GIVEN PROBLEM 1:
According to the TrackedFileStruct pull request thread, why should the split offsets be stored in an array rather than a List<Long>?
GIVEN PROBLEM 2:
Give every username that appears as the author heading of a comment in the TrackedFileStruct pull request thread.
GIVEN PROBLEM 3:
Duplicate the TrackedFileStruct pull request thread word for word, everything from "This is a followup" down to "little confused by.".

— start EXCERPT PROVIDED —

Core: Add TrackedFileStruct, implementation of v4 TrackedFile by anoopj · Pull Request #15854 · apache/iceberg

anoopj · 2026-04-01T18:10:33Z

Implements TrackedFile and its nested interfaces (Tracking, DeletionVector, ManifestInfo) as mutable structs.

This is a followup of #15049
Design doc: s.apache.org/iceberg-single-file-commit
Prototype PR: #14533

RussellSpitzer · 2026-04-06T18:32:02Z

+  private DeletionVectorStruct deletionVector;
+  private ManifestInfoStruct manifestInfo;
+  private ByteBuffer keyMetadata;
+  private List<Long> splitOffsets;


Why List here (and below) instead of Array? This is something I've often been a little confused by.

Because it was the simplest option. The interface deals with List<Long>, so are are just storing it as-is. This was probably not a great idea because we are giving up a lot of memory efficiency by not using an array of primitives. I will fix it.

Classes like this typically use arrays instead of lists because arrays are compatible with both Java and Kryo serialization. Our best practice is to use arrays.

Good callout from Russell. Already fixed.

stevenzwu

some initial comments

stevenzwu · 2026-04-06T21:33:15Z

+  private TrackingStruct tracking;
+  private int contentType;
+  private String location;
+  private String fileFormat;


we probably should use FileFormat enum here

rdblue · 2026-04-07T23:25:24Z

+  private FileFormat fileFormat;
+  private long recordCount;
+  private long fileSizeInBytes;
+  private Integer specId;


Won't we always have a spec ID?

I think we will. It's even a primitive in BaseFile: https://github.com/apache/iceberg/blob/main/core/src/main/java/org/apache/iceberg/BaseFile.java#L62

If I remember right, our plan was to make spec ID optional. So unpartitioned tables can omit it instead of having an unpartitioned spec. Is that not accurate?

Yes, you're right. We may still want to return a specific ID in places to avoid API-breaking changes, but these files can have a null ID. Good call.

There's a discrepancy in the modeling on the original proposal and the addition in the latest tab, where the spec ID in the original proposal was required and in the latest tab it's optional. We can discuss on the doc but since it was brought up here, after a bit of thought I feel like there's a reasonable argument that the spec ID should be required.

— end EXCERPT PROVIDED —
— start DATA SUPPLIED —

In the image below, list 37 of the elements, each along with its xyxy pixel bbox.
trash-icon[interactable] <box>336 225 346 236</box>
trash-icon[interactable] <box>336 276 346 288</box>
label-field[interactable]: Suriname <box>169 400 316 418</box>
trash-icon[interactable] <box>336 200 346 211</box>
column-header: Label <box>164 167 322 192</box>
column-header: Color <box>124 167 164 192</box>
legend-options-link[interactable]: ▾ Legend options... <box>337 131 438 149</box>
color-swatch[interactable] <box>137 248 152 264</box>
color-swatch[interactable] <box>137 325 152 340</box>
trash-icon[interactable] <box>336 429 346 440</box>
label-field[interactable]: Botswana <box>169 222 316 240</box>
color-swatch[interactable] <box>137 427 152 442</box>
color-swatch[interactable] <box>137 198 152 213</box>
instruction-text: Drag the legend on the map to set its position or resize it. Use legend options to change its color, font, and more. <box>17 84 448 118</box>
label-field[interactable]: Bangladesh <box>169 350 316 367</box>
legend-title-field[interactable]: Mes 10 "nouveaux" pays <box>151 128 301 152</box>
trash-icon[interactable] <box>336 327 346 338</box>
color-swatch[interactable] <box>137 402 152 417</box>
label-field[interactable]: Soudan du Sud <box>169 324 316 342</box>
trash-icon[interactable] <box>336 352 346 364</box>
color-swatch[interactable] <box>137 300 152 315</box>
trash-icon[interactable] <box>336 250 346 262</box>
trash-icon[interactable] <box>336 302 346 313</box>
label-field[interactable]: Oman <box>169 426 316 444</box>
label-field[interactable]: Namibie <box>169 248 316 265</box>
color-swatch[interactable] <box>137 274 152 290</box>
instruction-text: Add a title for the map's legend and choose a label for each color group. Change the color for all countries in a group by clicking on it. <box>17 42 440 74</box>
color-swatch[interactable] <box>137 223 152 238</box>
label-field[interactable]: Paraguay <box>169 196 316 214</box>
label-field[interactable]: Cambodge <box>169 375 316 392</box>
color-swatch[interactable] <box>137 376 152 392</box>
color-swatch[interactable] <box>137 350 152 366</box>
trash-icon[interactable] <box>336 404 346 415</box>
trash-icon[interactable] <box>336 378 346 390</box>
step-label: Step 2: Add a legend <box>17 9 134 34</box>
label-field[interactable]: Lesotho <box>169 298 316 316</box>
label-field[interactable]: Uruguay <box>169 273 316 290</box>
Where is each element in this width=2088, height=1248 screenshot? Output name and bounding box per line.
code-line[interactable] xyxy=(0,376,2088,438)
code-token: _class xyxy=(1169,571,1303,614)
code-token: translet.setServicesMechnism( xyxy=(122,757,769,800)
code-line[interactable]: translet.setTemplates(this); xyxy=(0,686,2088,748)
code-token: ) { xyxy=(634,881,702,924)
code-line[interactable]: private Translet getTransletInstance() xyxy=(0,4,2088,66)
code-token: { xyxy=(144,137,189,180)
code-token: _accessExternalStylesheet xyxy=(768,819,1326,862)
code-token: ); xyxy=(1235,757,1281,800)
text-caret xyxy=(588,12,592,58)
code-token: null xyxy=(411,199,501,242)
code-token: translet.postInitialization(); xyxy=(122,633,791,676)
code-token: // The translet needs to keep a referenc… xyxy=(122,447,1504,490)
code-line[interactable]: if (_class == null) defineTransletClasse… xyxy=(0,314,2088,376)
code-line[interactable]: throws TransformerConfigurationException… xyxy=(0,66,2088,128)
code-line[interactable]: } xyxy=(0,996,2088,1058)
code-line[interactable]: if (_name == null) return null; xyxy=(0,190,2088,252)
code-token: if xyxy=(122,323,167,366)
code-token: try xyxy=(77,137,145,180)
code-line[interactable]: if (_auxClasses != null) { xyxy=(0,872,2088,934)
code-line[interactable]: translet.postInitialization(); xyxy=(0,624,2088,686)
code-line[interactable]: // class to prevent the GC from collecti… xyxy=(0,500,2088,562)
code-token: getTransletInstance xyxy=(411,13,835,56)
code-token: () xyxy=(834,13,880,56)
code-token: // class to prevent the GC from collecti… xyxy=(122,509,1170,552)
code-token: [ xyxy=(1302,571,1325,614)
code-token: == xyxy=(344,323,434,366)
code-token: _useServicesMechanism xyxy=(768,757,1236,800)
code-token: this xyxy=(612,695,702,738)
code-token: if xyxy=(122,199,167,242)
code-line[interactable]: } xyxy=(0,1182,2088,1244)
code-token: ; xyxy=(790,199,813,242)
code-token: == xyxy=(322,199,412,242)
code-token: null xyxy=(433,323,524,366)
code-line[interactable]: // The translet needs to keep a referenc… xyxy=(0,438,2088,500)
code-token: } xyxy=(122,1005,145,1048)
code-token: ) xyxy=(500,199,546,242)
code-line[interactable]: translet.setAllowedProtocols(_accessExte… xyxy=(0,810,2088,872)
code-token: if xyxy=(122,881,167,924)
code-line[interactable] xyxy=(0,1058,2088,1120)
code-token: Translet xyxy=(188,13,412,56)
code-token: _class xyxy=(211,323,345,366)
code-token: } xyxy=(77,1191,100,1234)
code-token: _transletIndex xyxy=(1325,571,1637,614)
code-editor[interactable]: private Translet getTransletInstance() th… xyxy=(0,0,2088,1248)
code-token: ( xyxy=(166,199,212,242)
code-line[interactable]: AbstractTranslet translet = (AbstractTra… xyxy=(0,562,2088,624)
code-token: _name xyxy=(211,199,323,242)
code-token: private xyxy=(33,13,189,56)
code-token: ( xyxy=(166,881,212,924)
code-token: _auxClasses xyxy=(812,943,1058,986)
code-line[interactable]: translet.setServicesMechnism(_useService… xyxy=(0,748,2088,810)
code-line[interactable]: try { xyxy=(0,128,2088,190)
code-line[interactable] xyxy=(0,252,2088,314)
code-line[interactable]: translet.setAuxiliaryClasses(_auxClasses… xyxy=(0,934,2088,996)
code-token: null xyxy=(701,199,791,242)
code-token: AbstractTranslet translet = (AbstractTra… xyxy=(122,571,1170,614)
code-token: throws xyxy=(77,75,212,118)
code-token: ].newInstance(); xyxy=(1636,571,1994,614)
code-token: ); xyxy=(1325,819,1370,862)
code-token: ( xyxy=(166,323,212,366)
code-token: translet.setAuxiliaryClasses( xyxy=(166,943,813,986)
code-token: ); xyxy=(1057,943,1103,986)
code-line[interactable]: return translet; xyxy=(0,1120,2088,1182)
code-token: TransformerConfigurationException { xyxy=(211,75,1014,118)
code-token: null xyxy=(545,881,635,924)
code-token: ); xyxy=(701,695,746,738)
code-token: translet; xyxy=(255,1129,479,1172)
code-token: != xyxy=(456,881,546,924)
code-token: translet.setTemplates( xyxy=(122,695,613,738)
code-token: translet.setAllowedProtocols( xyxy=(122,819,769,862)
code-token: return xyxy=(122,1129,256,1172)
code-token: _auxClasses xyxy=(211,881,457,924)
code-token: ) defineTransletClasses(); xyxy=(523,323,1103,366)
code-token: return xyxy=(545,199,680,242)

— end DATA SUPPLIED —

REPLY 1:
Storing a List<Long> gives up a lot of memory efficiency compared with an array of primitives. Arrays are also compatible with both Java and Kryo serialization, so using them is the stated best practice for classes like this.

REPLY 2:
anoopj, RussellSpitzer, stevenzwu, rdblue

REPLY 3:
This is a followup of #15049
Design doc: s.apache.org/iceberg-single-file-commit
Prototype PR: #14533

RussellSpitzer · 2026-04-06T18:32:02Z

+  private DeletionVectorStruct deletionVector;
+  private ManifestInfoStruct manifestInfo;
+  private ByteBuffer keyMetadata;
+  private List<Long> splitOffsets;


Why List here (and below) instead of Array? This is something I've often been a little confused by.